Set exercise: Write out all records as given; omit images.

Provided records:
'''

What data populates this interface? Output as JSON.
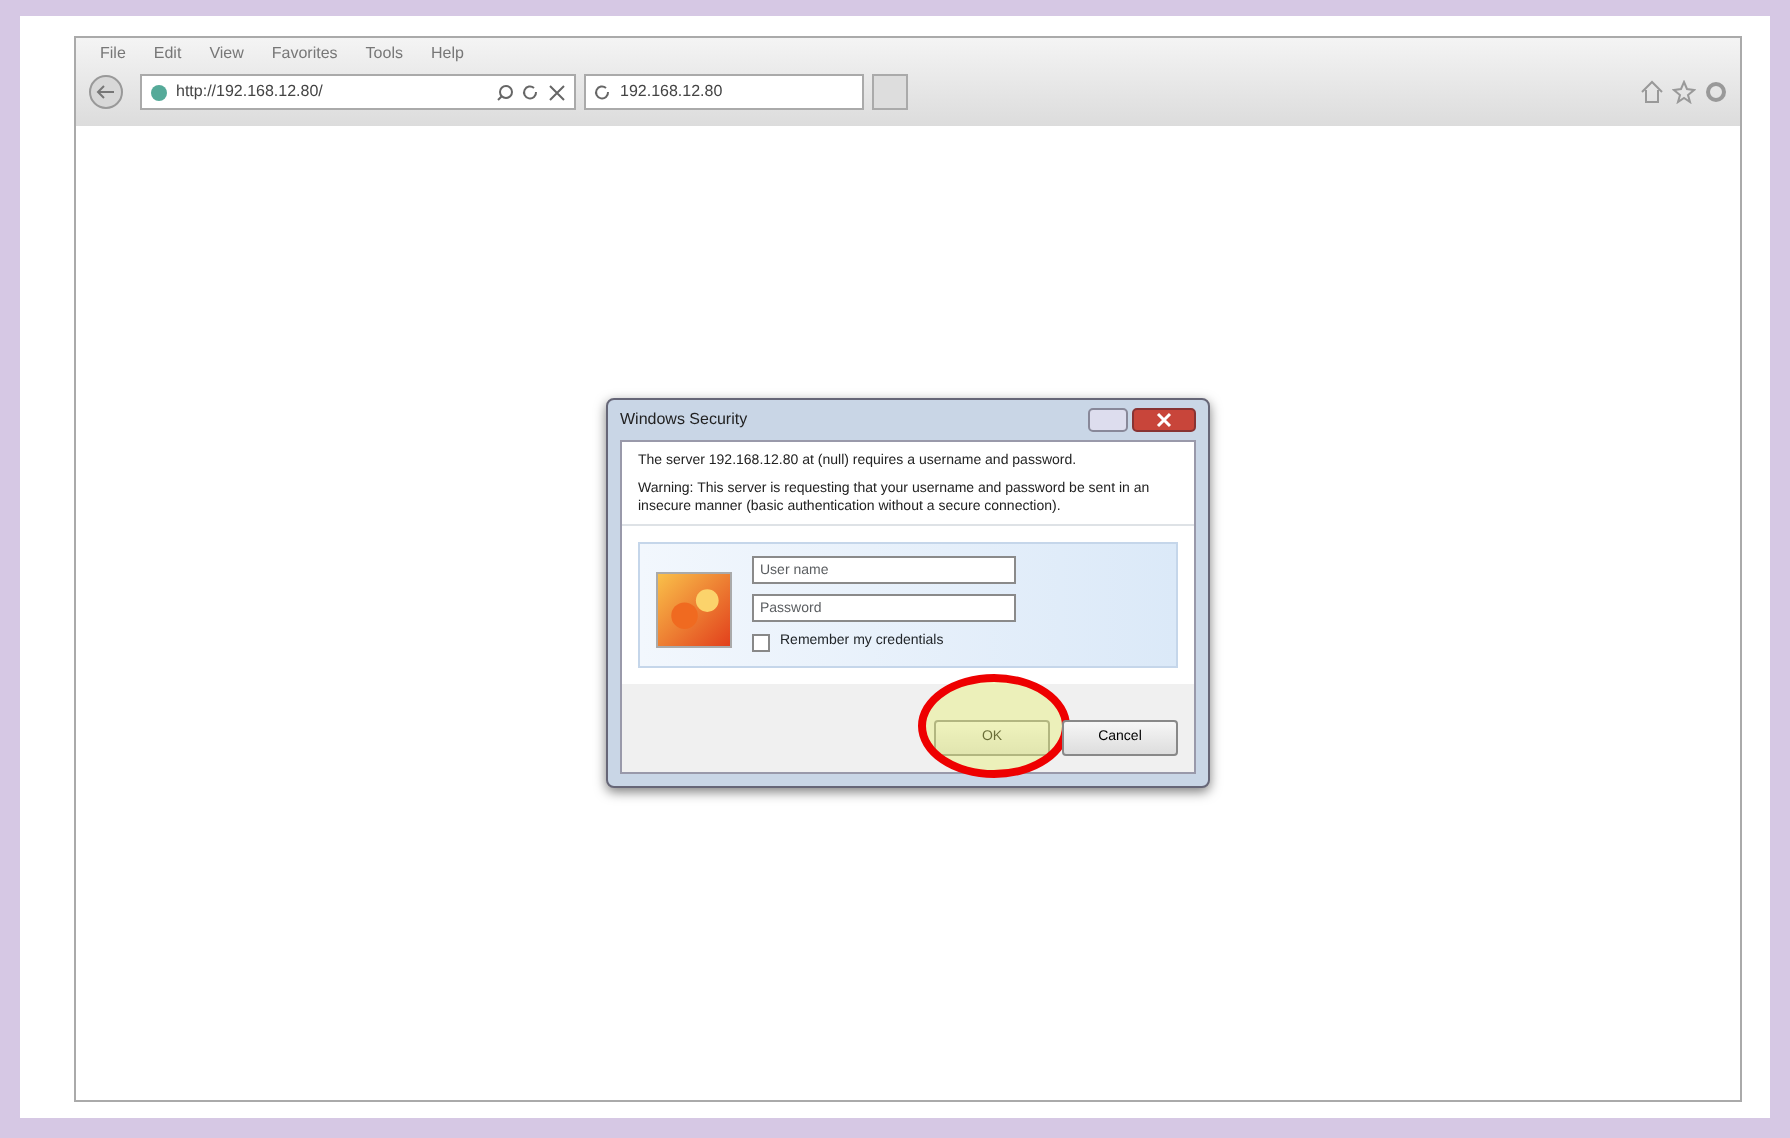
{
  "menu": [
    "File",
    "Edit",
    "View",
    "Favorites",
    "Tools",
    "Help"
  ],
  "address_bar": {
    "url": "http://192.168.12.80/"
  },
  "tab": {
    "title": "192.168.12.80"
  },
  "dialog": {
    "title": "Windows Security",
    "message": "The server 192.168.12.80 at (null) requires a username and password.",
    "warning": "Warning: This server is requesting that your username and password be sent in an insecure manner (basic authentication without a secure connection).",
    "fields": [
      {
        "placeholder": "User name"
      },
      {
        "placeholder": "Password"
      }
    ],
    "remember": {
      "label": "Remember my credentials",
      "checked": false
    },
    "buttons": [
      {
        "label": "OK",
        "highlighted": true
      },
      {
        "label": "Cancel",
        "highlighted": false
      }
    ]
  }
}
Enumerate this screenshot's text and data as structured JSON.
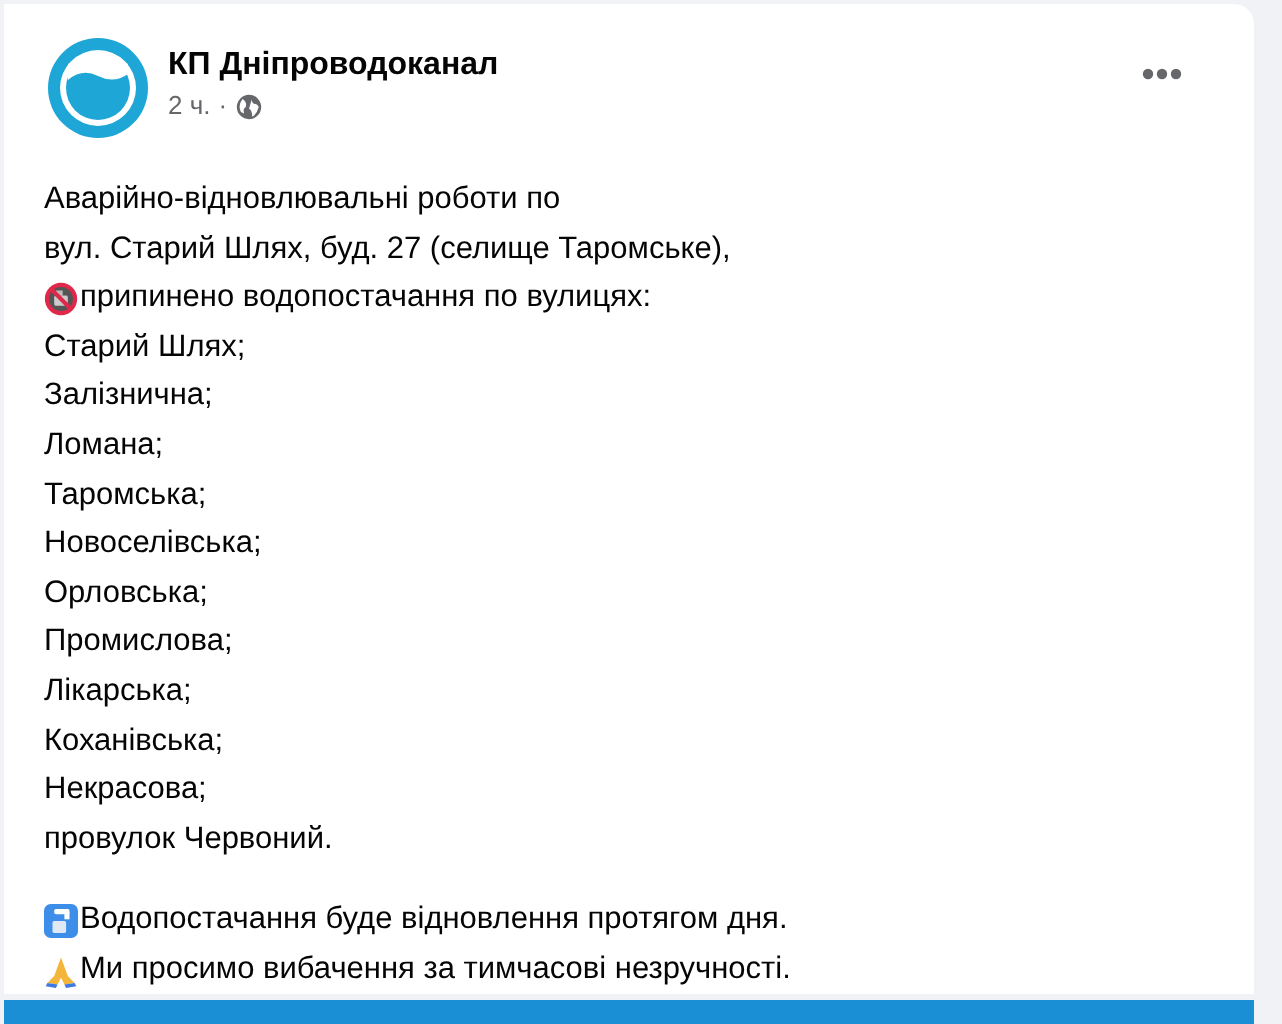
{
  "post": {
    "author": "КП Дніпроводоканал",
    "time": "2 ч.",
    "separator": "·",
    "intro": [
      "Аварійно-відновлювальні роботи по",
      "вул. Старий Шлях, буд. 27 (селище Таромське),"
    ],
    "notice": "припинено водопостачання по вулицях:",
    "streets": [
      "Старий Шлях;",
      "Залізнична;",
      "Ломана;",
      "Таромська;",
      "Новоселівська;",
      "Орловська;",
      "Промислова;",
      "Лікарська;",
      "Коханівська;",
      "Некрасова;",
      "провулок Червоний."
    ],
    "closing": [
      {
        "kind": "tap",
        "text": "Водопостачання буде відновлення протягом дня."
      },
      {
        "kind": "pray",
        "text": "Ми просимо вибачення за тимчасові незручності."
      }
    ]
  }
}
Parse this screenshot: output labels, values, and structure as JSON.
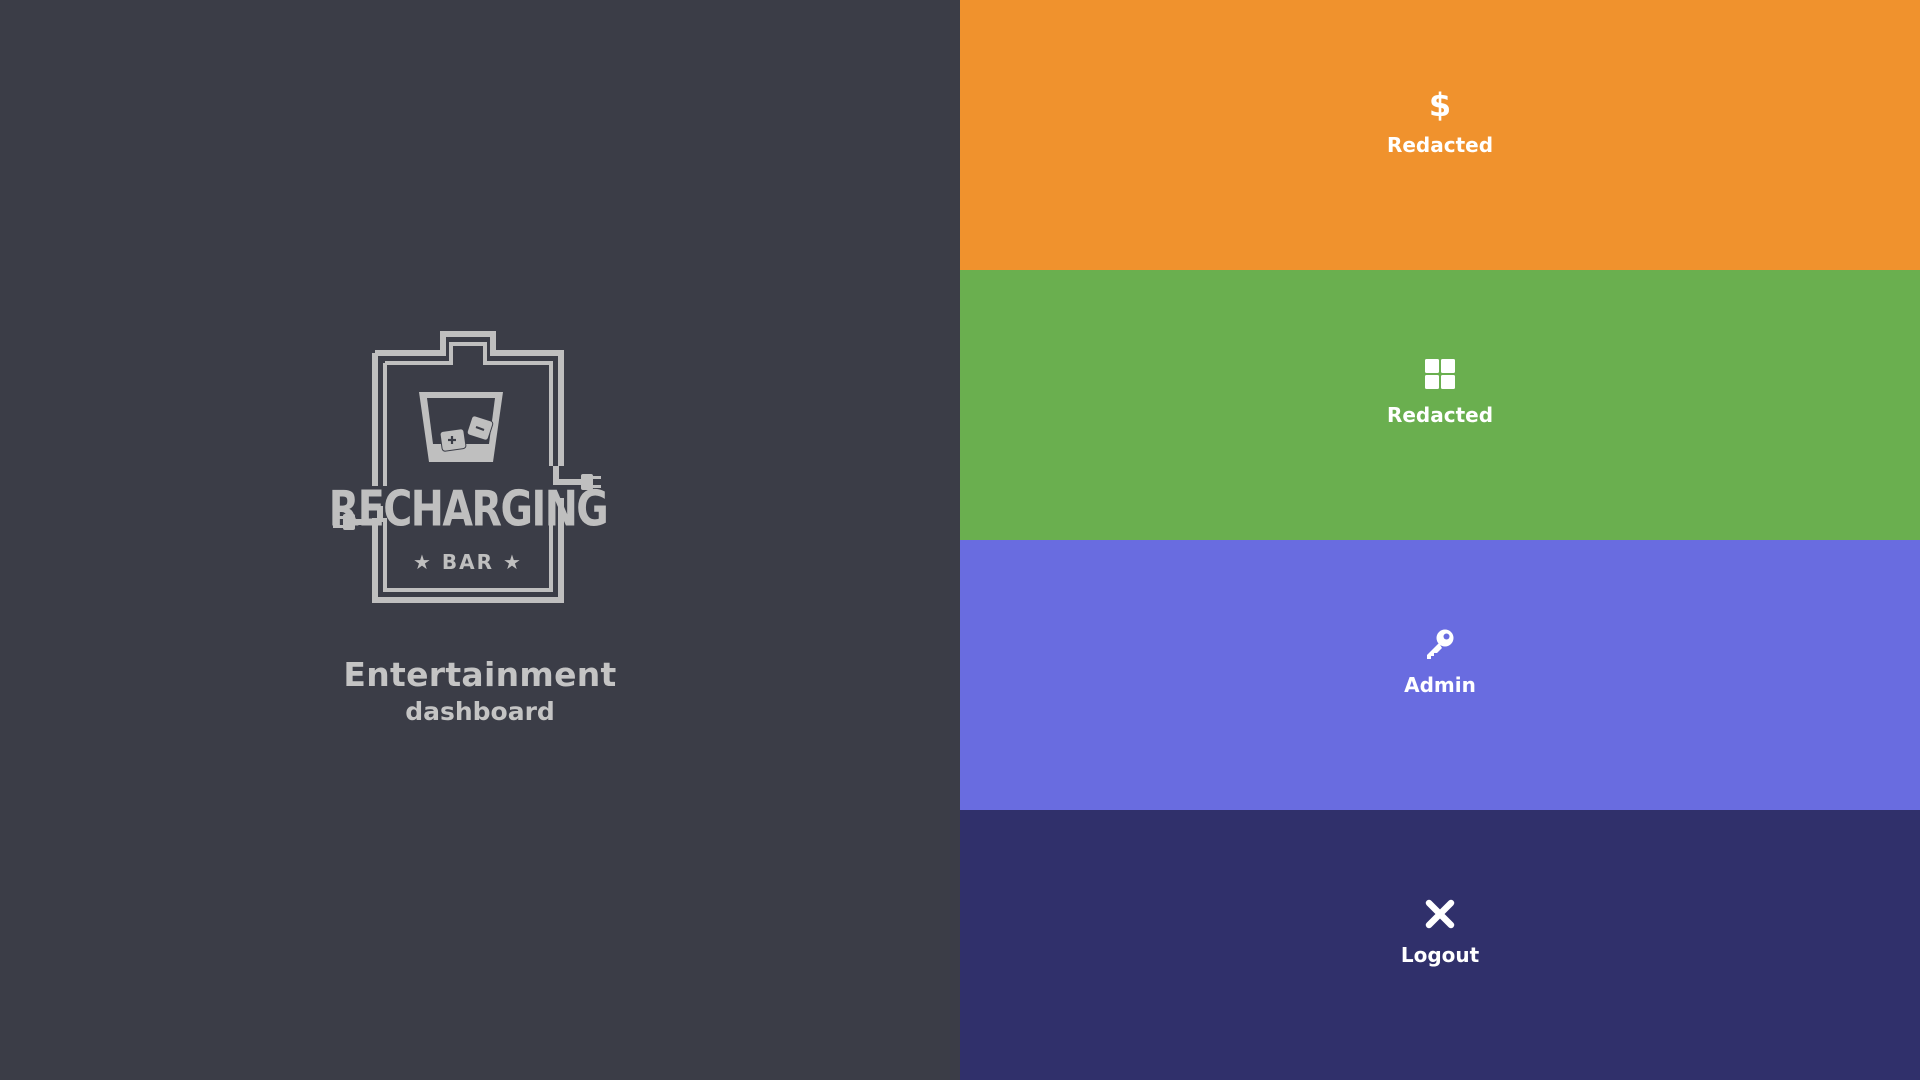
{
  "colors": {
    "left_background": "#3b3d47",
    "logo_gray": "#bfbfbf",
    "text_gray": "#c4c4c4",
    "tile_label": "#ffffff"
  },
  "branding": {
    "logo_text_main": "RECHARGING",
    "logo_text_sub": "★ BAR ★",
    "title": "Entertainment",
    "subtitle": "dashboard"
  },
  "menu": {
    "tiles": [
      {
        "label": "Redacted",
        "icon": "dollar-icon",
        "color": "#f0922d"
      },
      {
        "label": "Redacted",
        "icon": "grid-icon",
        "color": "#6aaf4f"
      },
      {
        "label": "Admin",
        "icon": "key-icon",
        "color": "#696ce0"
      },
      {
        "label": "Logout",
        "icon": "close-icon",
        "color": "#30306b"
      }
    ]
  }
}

'''

Output:
What data populates this interface? Output as JSON.
{
  "menu": [
    "File",
    "Edit",
    "View",
    "Favorites",
    "Tools",
    "Help"
  ],
  "address_bar": {
    "url": "http://192.168.12.80/"
  },
  "tab": {
    "title": "192.168.12.80"
  },
  "dialog": {
    "title": "Windows Security",
    "message": "The server 192.168.12.80 at (null) requires a username and password.",
    "warning": "Warning: This server is requesting that your username and password be sent in an insecure manner (basic authentication without a secure connection).",
    "fields": [
      {
        "placeholder": "User name"
      },
      {
        "placeholder": "Password"
      }
    ],
    "remember": {
      "label": "Remember my credentials",
      "checked": false
    },
    "buttons": [
      {
        "label": "OK",
        "highlighted": true
      },
      {
        "label": "Cancel",
        "highlighted": false
      }
    ]
  }
}
Enumerate this screenshot's text and data as structured JSON.
{
  "post": {
    "author": "КП Дніпроводоканал",
    "time": "2 ч.",
    "separator": "·",
    "intro": [
      "Аварійно-відновлювальні роботи по",
      "вул. Старий Шлях, буд. 27 (селище Таромське),"
    ],
    "notice": "припинено водопостачання по вулицях:",
    "streets": [
      "Старий Шлях;",
      "Залізнична;",
      "Ломана;",
      "Таромська;",
      "Новоселівська;",
      "Орловська;",
      "Промислова;",
      "Лікарська;",
      "Коханівська;",
      "Некрасова;",
      "провулок Червоний."
    ],
    "closing": [
      {
        "kind": "tap",
        "text": "Водопостачання буде відновлення протягом дня."
      },
      {
        "kind": "pray",
        "text": "Ми просимо вибачення за тимчасові незручності."
      }
    ]
  }
}
Parse this screenshot: output labels, values, and structure as JSON.
{
  "colors": {
    "left_background": "#3b3d47",
    "logo_gray": "#bfbfbf",
    "text_gray": "#c4c4c4",
    "tile_label": "#ffffff"
  },
  "branding": {
    "logo_text_main": "RECHARGING",
    "logo_text_sub": "★ BAR ★",
    "title": "Entertainment",
    "subtitle": "dashboard"
  },
  "menu": {
    "tiles": [
      {
        "label": "Redacted",
        "icon": "dollar-icon",
        "color": "#f0922d"
      },
      {
        "label": "Redacted",
        "icon": "grid-icon",
        "color": "#6aaf4f"
      },
      {
        "label": "Admin",
        "icon": "key-icon",
        "color": "#696ce0"
      },
      {
        "label": "Logout",
        "icon": "close-icon",
        "color": "#30306b"
      }
    ]
  }
}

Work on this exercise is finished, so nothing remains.